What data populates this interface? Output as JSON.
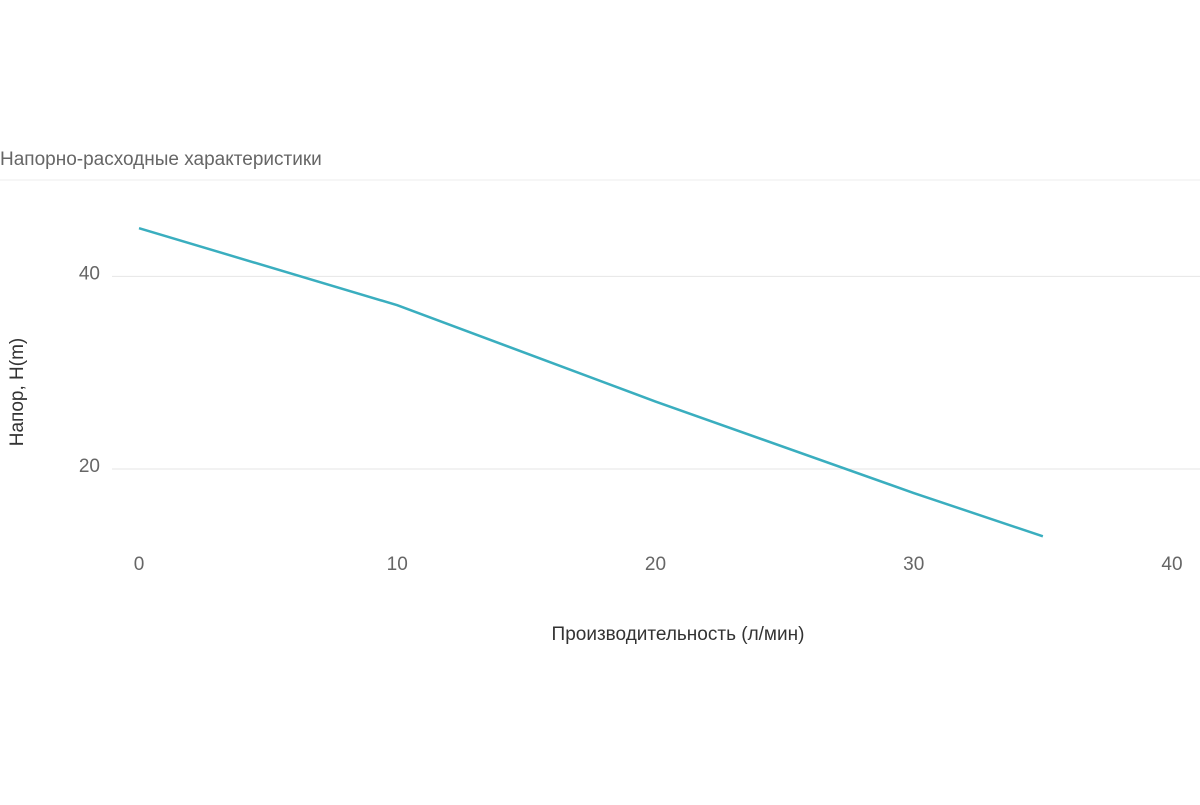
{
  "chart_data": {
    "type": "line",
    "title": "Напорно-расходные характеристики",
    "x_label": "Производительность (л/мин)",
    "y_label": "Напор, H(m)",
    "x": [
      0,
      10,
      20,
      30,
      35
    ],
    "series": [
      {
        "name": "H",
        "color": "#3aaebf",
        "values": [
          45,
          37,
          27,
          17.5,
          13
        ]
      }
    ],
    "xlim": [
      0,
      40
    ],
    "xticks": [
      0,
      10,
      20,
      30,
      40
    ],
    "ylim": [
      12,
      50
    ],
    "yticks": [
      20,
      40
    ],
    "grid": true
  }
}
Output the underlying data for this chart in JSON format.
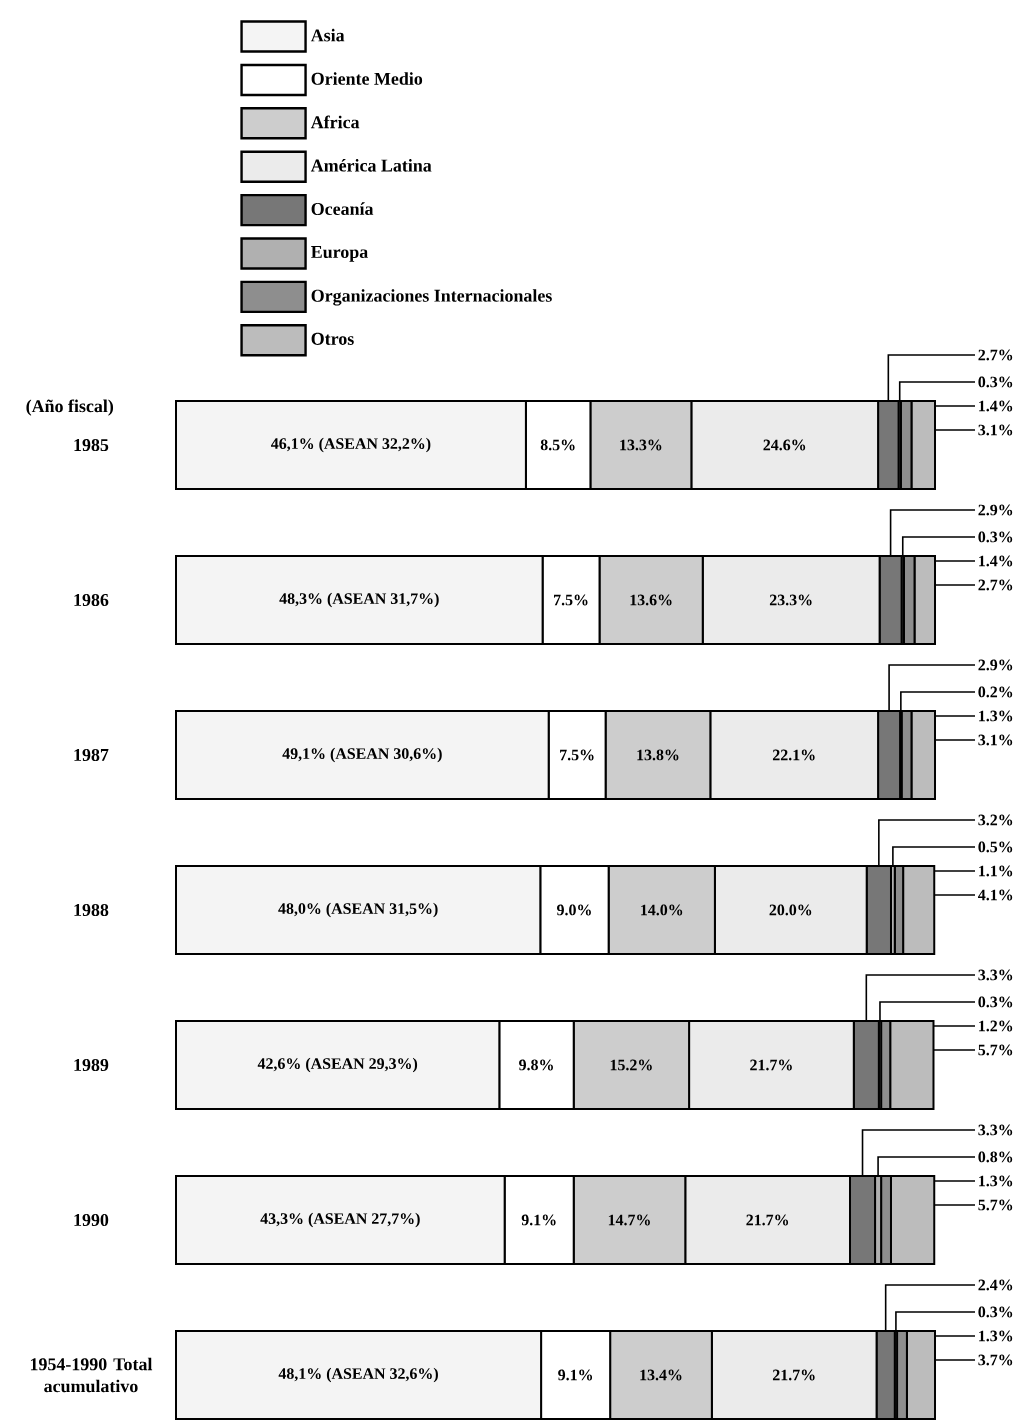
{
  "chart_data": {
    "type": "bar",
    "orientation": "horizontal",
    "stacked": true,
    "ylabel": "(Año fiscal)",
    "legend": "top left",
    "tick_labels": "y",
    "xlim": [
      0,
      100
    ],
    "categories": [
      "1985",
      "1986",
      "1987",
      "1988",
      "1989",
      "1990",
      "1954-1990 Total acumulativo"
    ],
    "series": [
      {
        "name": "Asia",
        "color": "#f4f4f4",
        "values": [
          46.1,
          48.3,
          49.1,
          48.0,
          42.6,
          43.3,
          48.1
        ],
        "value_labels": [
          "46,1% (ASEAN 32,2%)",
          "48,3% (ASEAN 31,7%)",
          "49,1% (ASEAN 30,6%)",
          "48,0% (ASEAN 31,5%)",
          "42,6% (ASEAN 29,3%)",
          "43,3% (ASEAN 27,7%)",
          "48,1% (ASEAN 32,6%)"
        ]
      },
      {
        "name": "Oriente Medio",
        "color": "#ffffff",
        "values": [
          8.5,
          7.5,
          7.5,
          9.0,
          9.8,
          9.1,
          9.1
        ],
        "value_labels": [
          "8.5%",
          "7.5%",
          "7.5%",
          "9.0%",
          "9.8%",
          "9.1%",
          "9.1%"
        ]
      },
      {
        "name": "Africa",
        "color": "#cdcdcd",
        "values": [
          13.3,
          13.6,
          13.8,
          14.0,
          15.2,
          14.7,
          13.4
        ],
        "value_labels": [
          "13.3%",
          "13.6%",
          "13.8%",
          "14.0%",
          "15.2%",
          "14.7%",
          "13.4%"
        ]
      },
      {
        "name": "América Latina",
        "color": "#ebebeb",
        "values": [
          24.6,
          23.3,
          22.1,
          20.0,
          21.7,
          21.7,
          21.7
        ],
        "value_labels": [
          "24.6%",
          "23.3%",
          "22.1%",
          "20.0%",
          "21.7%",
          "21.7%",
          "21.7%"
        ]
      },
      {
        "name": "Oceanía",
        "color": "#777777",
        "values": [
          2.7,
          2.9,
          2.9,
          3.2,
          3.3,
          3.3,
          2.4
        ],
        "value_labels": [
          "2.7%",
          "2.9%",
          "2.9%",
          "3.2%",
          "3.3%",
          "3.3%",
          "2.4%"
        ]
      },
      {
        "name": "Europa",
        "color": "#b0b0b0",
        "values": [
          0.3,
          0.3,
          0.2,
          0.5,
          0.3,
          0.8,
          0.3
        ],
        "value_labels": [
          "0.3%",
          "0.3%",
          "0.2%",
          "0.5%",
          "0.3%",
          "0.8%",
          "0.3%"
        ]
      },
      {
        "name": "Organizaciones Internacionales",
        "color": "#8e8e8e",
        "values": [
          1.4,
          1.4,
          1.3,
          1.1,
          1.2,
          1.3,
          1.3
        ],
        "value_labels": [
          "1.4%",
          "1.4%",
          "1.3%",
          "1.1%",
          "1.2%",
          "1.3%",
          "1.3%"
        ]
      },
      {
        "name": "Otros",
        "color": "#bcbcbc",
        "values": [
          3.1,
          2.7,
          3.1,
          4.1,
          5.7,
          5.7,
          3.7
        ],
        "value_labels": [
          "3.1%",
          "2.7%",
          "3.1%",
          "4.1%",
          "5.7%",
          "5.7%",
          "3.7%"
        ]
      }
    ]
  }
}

========================================================================

To be done – Excluding the pictures, reproduce every entry exactly as given.

Reply –
What data populates this interface? Output as JSON.
{
  "chart_data": {
    "type": "line",
    "title": "Напорно-расходные характеристики",
    "x_label": "Производительность (л/мин)",
    "y_label": "Напор, H(m)",
    "x": [
      0,
      10,
      20,
      30,
      35
    ],
    "series": [
      {
        "name": "H",
        "color": "#3aaebf",
        "values": [
          45,
          37,
          27,
          17.5,
          13
        ]
      }
    ],
    "xlim": [
      0,
      40
    ],
    "xticks": [
      0,
      10,
      20,
      30,
      40
    ],
    "ylim": [
      12,
      50
    ],
    "yticks": [
      20,
      40
    ],
    "grid": true
  }
}
Output the underlying data for this chart in JSON format.
{
  "chart_data": {
    "type": "bar",
    "orientation": "horizontal",
    "stacked": true,
    "ylabel": "(Año fiscal)",
    "legend": "top left",
    "tick_labels": "y",
    "xlim": [
      0,
      100
    ],
    "categories": [
      "1985",
      "1986",
      "1987",
      "1988",
      "1989",
      "1990",
      "1954-1990 Total acumulativo"
    ],
    "series": [
      {
        "name": "Asia",
        "color": "#f4f4f4",
        "values": [
          46.1,
          48.3,
          49.1,
          48.0,
          42.6,
          43.3,
          48.1
        ],
        "value_labels": [
          "46,1% (ASEAN 32,2%)",
          "48,3% (ASEAN 31,7%)",
          "49,1% (ASEAN 30,6%)",
          "48,0% (ASEAN 31,5%)",
          "42,6% (ASEAN 29,3%)",
          "43,3% (ASEAN 27,7%)",
          "48,1% (ASEAN 32,6%)"
        ]
      },
      {
        "name": "Oriente Medio",
        "color": "#ffffff",
        "values": [
          8.5,
          7.5,
          7.5,
          9.0,
          9.8,
          9.1,
          9.1
        ],
        "value_labels": [
          "8.5%",
          "7.5%",
          "7.5%",
          "9.0%",
          "9.8%",
          "9.1%",
          "9.1%"
        ]
      },
      {
        "name": "Africa",
        "color": "#cdcdcd",
        "values": [
          13.3,
          13.6,
          13.8,
          14.0,
          15.2,
          14.7,
          13.4
        ],
        "value_labels": [
          "13.3%",
          "13.6%",
          "13.8%",
          "14.0%",
          "15.2%",
          "14.7%",
          "13.4%"
        ]
      },
      {
        "name": "América Latina",
        "color": "#ebebeb",
        "values": [
          24.6,
          23.3,
          22.1,
          20.0,
          21.7,
          21.7,
          21.7
        ],
        "value_labels": [
          "24.6%",
          "23.3%",
          "22.1%",
          "20.0%",
          "21.7%",
          "21.7%",
          "21.7%"
        ]
      },
      {
        "name": "Oceanía",
        "color": "#777777",
        "values": [
          2.7,
          2.9,
          2.9,
          3.2,
          3.3,
          3.3,
          2.4
        ],
        "value_labels": [
          "2.7%",
          "2.9%",
          "2.9%",
          "3.2%",
          "3.3%",
          "3.3%",
          "2.4%"
        ]
      },
      {
        "name": "Europa",
        "color": "#b0b0b0",
        "values": [
          0.3,
          0.3,
          0.2,
          0.5,
          0.3,
          0.8,
          0.3
        ],
        "value_labels": [
          "0.3%",
          "0.3%",
          "0.2%",
          "0.5%",
          "0.3%",
          "0.8%",
          "0.3%"
        ]
      },
      {
        "name": "Organizaciones Internacionales",
        "color": "#8e8e8e",
        "values": [
          1.4,
          1.4,
          1.3,
          1.1,
          1.2,
          1.3,
          1.3
        ],
        "value_labels": [
          "1.4%",
          "1.4%",
          "1.3%",
          "1.1%",
          "1.2%",
          "1.3%",
          "1.3%"
        ]
      },
      {
        "name": "Otros",
        "color": "#bcbcbc",
        "values": [
          3.1,
          2.7,
          3.1,
          4.1,
          5.7,
          5.7,
          3.7
        ],
        "value_labels": [
          "3.1%",
          "2.7%",
          "3.1%",
          "4.1%",
          "5.7%",
          "5.7%",
          "3.7%"
        ]
      }
    ]
  }
}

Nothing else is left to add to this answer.